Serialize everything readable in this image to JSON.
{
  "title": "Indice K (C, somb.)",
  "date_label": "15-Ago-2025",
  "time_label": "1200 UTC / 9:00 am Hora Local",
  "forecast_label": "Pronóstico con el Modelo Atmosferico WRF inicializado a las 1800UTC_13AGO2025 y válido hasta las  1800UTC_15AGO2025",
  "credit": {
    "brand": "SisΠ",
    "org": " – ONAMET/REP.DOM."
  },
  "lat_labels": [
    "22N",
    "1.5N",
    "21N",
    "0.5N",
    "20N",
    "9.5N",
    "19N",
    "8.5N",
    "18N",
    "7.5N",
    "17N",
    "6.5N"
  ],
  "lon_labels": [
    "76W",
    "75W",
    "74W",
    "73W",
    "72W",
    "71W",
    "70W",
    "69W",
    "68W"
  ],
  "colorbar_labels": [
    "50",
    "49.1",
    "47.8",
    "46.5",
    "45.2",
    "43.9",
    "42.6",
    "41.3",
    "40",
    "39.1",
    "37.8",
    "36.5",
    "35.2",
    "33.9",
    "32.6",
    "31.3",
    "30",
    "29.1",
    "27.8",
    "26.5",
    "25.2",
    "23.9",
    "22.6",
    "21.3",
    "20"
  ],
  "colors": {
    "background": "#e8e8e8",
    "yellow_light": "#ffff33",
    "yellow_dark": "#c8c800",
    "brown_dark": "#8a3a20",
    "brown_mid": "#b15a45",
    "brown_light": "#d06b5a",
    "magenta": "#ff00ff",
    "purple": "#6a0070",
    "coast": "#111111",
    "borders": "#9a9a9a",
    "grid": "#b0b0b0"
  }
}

□ □ □ □ □ □ □

■ **Objective**: Transcribe every entry word for word.

■ **The completed task**:
Serialize everything readable in this image to JSON.
{
  "title": "Indice K (C, somb.)",
  "date_label": "15-Ago-2025",
  "time_label": "1200 UTC / 9:00 am Hora Local",
  "forecast_label": "Pronóstico con el Modelo Atmosferico WRF inicializado a las 1800UTC_13AGO2025 y válido hasta las  1800UTC_15AGO2025",
  "credit": {
    "brand": "SisΠ",
    "org": " – ONAMET/REP.DOM."
  },
  "lat_labels": [
    "22N",
    "1.5N",
    "21N",
    "0.5N",
    "20N",
    "9.5N",
    "19N",
    "8.5N",
    "18N",
    "7.5N",
    "17N",
    "6.5N"
  ],
  "lon_labels": [
    "76W",
    "75W",
    "74W",
    "73W",
    "72W",
    "71W",
    "70W",
    "69W",
    "68W"
  ],
  "colorbar_labels": [
    "50",
    "49.1",
    "47.8",
    "46.5",
    "45.2",
    "43.9",
    "42.6",
    "41.3",
    "40",
    "39.1",
    "37.8",
    "36.5",
    "35.2",
    "33.9",
    "32.6",
    "31.3",
    "30",
    "29.1",
    "27.8",
    "26.5",
    "25.2",
    "23.9",
    "22.6",
    "21.3",
    "20"
  ],
  "colors": {
    "background": "#e8e8e8",
    "yellow_light": "#ffff33",
    "yellow_dark": "#c8c800",
    "brown_dark": "#8a3a20",
    "brown_mid": "#b15a45",
    "brown_light": "#d06b5a",
    "magenta": "#ff00ff",
    "purple": "#6a0070",
    "coast": "#111111",
    "borders": "#9a9a9a",
    "grid": "#b0b0b0"
  }
}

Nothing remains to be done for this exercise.